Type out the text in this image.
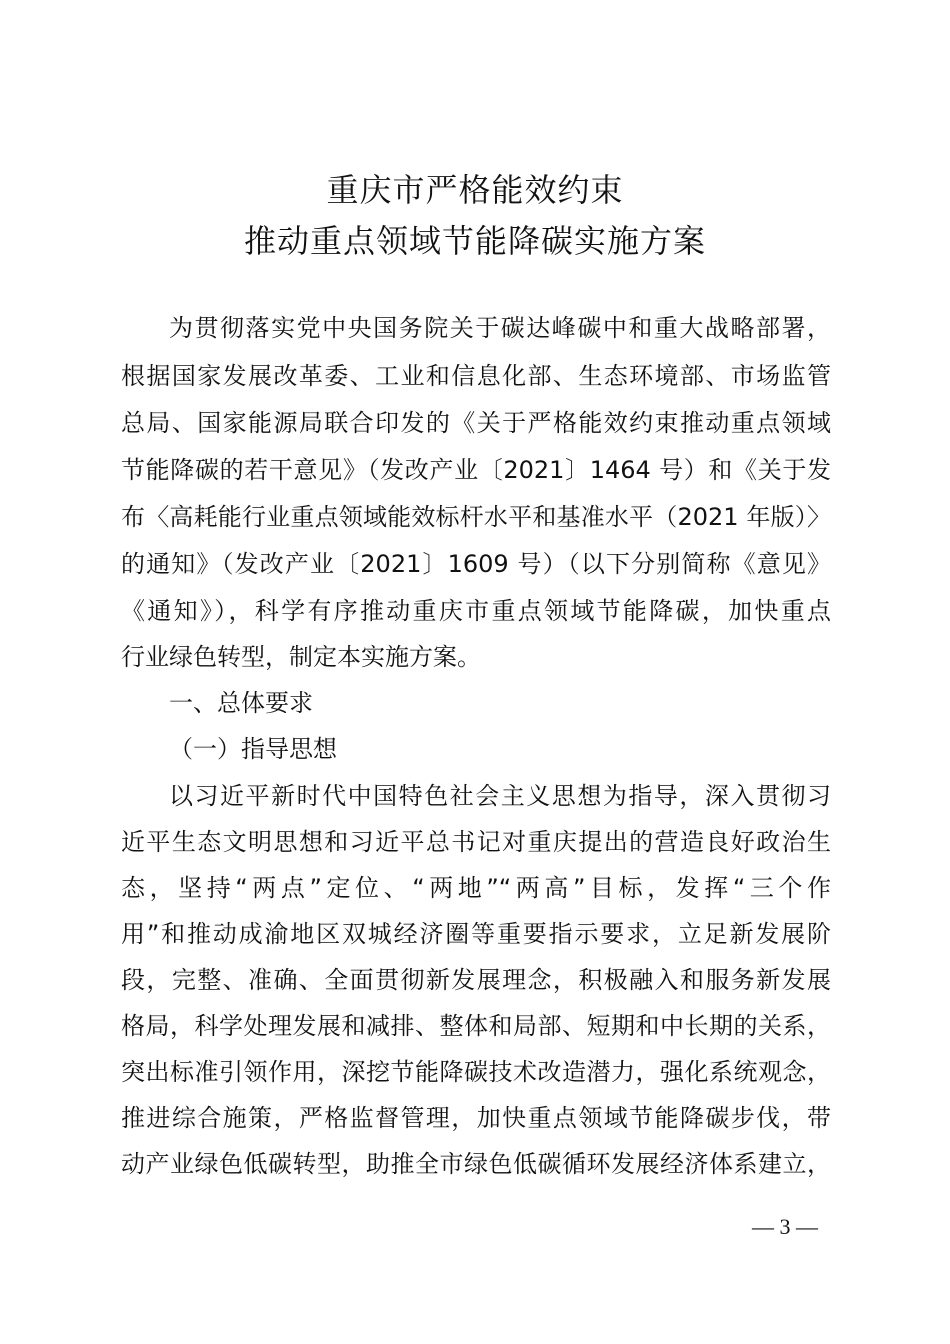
重庆市严格能效约束
推动重点领域节能降碳实施方案
为贯彻落实党中央国务院关于碳达峰碳中和重大战略部署，
根据国家发展改革委、工业和信息化部、生态环境部、市场监管
总局、国家能源局联合印发的《关于严格能效约束推动重点领域
节能降碳的若干意见》（发改产业〔2021〕1464 号）和《关于发
布〈高耗能行业重点领域能效标杆水平和基准水平（2021 年版）〉
的通知》（发改产业〔2021〕1609 号）（以下分别简称《意见》
《通知》），科学有序推动重庆市重点领域节能降碳，加快重点
行业绿色转型，制定本实施方案。
一、总体要求
（一）指导思想
以习近平新时代中国特色社会主义思想为指导，深入贯彻习
近平生态文明思想和习近平总书记对重庆提出的营造良好政治生
态，坚持“两点”定位、“两地”“两高”目标，发挥“三个作
用”和推动成渝地区双城经济圈等重要指示要求，立足新发展阶
段，完整、准确、全面贯彻新发展理念，积极融入和服务新发展
格局，科学处理发展和减排、整体和局部、短期和中长期的关系，
突出标准引领作用，深挖节能降碳技术改造潜力，强化系统观念，
推进综合施策，严格监督管理，加快重点领域节能降碳步伐，带
动产业绿色低碳转型，助推全市绿色低碳循环发展经济体系建立，
— 3 —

+ + + + +

- EXERCISE REQUIREMENTS
Quote the material exactly. Pictures stay out.

- RESPONSE BELOW
Type out the text in this image.
重庆市严格能效约束
推动重点领域节能降碳实施方案
为贯彻落实党中央国务院关于碳达峰碳中和重大战略部署，
根据国家发展改革委、工业和信息化部、生态环境部、市场监管
总局、国家能源局联合印发的《关于严格能效约束推动重点领域
节能降碳的若干意见》（发改产业〔2021〕1464 号）和《关于发
布〈高耗能行业重点领域能效标杆水平和基准水平（2021 年版）〉
的通知》（发改产业〔2021〕1609 号）（以下分别简称《意见》
《通知》），科学有序推动重庆市重点领域节能降碳，加快重点
行业绿色转型，制定本实施方案。
一、总体要求
（一）指导思想
以习近平新时代中国特色社会主义思想为指导，深入贯彻习
近平生态文明思想和习近平总书记对重庆提出的营造良好政治生
态，坚持“两点”定位、“两地”“两高”目标，发挥“三个作
用”和推动成渝地区双城经济圈等重要指示要求，立足新发展阶
段，完整、准确、全面贯彻新发展理念，积极融入和服务新发展
格局，科学处理发展和减排、整体和局部、短期和中长期的关系，
突出标准引领作用，深挖节能降碳技术改造潜力，强化系统观念，
推进综合施策，严格监督管理，加快重点领域节能降碳步伐，带
动产业绿色低碳转型，助推全市绿色低碳循环发展经济体系建立，
— 3 —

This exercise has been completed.